**TEXT FOR ANALYSIS:**
====

Simple furnishings with a few splashy paintings welcome diners to the new downtown location.
Courtesy Paco’s Mexican Cuisine

Seems like a little of that Near Southside magic is making its way downtown. Along with Melt Ice Creams and the studio/gallery Dang Good Candy, Paco’s Mexican Cuisine now has a Sundance Square address.

The restaurant has earned a reputation for serving high-quality authentic Mexican fare since opening on West Magnolia Avenue six years ago.

Paco’s second location was recently vacated by Revolver Taco Lounge and before that Taco Diner. The new, mostly naturally lit space is chic with kind of a shotgun-bar layout, tastefully and sparsely decorated with vibrant paintings, and furnished with minimalist wood chairs and tables.

Cafecito (300 x 250 px)

After a sweat-inducing walk across Sundance Square from my parking spot to my lunch destination, I cooled off with a tamarindo agua fresca. Mildly sweet, it tasted a little like pear juice but without the typical tartness associated with tamarind drinks and candies.

The calamari came out first. Hefty and plentiful, the rings of fried squid were perfect — not too soft or dense — and the mango dipping sauce was muy picante.

The belt-busting torta won’t leave you hungry.
Courtesy Paco’s Mexican Cuisine

The torta, served with a side of shoestring fries, was about the size of a deflated football. Though the bottom half of the large telera baguette was over-toasted and a bit hard, the sammy burst with flavor and a wide variety of textures, thanks to delicious cuts of soft fajita beef, ripe avocado wedges, crispy red onions, gooey queso fresco, and fiery sliced jalapeños.

====

Document layout analysis data
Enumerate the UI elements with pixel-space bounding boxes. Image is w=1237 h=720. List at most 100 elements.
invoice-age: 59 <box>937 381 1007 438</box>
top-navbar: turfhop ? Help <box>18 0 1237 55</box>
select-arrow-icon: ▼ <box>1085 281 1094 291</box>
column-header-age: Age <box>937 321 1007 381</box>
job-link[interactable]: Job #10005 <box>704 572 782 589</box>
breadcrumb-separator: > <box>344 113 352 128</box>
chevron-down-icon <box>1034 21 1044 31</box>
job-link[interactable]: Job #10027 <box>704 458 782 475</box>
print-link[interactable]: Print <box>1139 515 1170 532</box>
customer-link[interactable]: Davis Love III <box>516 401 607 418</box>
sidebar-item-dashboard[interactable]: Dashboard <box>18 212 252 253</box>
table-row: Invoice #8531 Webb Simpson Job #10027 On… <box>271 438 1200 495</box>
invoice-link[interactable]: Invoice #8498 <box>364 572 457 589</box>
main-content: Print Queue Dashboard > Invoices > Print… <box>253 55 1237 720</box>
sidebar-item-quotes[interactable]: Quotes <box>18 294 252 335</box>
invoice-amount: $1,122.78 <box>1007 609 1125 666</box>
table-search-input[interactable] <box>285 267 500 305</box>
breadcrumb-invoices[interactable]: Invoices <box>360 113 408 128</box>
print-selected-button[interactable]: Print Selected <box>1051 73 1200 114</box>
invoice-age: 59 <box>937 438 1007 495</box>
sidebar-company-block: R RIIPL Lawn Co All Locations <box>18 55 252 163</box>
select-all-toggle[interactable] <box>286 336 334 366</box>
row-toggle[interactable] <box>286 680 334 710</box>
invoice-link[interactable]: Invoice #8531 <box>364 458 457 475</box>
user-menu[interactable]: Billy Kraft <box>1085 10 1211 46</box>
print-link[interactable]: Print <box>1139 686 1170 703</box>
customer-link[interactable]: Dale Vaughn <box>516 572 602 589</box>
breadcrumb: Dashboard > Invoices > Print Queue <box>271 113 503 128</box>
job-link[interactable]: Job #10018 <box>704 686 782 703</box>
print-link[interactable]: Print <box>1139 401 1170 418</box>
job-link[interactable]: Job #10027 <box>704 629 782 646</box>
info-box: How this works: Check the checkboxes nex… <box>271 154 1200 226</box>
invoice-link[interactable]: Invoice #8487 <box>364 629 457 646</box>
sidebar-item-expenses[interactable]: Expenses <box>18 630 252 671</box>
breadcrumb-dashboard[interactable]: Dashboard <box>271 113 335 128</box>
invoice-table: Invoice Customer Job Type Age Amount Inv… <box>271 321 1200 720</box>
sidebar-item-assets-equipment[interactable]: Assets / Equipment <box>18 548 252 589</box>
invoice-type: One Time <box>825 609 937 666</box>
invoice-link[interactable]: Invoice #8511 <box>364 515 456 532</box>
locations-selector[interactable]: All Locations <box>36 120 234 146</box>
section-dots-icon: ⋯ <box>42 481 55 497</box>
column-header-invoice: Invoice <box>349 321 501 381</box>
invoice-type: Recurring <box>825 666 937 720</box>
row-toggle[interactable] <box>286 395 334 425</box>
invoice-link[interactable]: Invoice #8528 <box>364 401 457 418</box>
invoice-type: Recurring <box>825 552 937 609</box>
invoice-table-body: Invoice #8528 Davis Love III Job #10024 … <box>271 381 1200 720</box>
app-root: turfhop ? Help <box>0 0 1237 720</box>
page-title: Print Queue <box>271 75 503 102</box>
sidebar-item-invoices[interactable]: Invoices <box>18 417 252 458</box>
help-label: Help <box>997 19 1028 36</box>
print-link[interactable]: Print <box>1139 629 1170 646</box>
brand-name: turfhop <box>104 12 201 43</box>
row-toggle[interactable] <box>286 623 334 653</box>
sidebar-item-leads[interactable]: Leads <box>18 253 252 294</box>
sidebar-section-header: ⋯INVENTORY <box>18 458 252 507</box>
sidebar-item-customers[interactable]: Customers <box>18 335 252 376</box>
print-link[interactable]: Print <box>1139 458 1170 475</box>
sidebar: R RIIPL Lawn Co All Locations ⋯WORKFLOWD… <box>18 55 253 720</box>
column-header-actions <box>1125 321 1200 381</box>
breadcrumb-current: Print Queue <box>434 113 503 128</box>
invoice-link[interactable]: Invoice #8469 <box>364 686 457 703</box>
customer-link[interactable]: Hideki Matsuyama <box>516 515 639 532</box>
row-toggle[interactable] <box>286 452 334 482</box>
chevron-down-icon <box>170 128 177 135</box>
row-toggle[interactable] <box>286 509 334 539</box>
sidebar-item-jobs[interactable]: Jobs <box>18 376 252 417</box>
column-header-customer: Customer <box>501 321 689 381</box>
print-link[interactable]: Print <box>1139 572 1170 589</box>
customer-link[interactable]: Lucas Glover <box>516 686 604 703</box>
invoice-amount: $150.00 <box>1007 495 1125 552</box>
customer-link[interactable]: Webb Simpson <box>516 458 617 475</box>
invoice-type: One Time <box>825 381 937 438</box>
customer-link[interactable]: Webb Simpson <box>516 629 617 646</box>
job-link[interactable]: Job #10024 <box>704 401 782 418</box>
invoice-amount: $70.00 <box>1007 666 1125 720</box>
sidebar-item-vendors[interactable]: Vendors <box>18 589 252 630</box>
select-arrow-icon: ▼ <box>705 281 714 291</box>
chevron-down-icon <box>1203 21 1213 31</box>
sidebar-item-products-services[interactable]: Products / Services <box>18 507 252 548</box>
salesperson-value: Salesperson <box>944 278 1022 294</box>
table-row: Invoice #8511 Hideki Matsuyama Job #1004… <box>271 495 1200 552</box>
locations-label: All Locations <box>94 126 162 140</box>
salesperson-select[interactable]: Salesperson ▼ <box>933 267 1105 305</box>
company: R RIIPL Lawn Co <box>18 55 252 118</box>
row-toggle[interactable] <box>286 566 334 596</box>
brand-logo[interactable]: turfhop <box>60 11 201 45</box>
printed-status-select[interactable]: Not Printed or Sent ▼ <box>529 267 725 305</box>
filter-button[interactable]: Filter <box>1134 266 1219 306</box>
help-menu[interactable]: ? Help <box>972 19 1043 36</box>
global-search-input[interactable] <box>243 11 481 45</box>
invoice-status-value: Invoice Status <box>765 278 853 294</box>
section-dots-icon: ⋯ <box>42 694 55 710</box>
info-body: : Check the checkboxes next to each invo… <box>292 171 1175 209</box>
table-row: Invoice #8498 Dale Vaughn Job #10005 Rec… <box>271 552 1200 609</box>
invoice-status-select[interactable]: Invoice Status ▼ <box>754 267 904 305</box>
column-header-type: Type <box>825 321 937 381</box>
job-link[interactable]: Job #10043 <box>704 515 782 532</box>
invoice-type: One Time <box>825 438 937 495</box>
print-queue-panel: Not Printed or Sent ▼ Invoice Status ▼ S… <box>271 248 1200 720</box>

====

**WHAT YOU SHOULD DO:** Copy out the entire restaurant review word for word. Work from the restaurant review only and leave the records aside.

**FINISHED EXERCISE:**
Simple furnishings with a few splashy paintings welcome diners to the new downtown location.
Courtesy Paco’s Mexican Cuisine

Seems like a little of that Near Southside magic is making its way downtown. Along with Melt Ice Creams and the studio/gallery Dang Good Candy, Paco’s Mexican Cuisine now has a Sundance Square address.

The restaurant has earned a reputation for serving high-quality authentic Mexican fare since opening on West Magnolia Avenue six years ago.

Paco’s second location was recently vacated by Revolver Taco Lounge and before that Taco Diner. The new, mostly naturally lit space is chic with kind of a shotgun-bar layout, tastefully and sparsely decorated with vibrant paintings, and furnished with minimalist wood chairs and tables.

Cafecito (300 x 250 px)

After a sweat-inducing walk across Sundance Square from my parking spot to my lunch destination, I cooled off with a tamarindo agua fresca. Mildly sweet, it tasted a little like pear juice but without the typical tartness associated with tamarind drinks and candies.

The calamari came out first. Hefty and plentiful, the rings of fried squid were perfect — not too soft or dense — and the mango dipping sauce was muy picante.

The belt-busting torta won’t leave you hungry.
Courtesy Paco’s Mexican Cuisine

The torta, served with a side of shoestring fries, was about the size of a deflated football. Though the bottom half of the large telera baguette was over-toasted and a bit hard, the sammy burst with flavor and a wide variety of textures, thanks to delicious cuts of soft fajita beef, ripe avocado wedges, crispy red onions, gooey queso fresco, and fiery sliced jalapeños.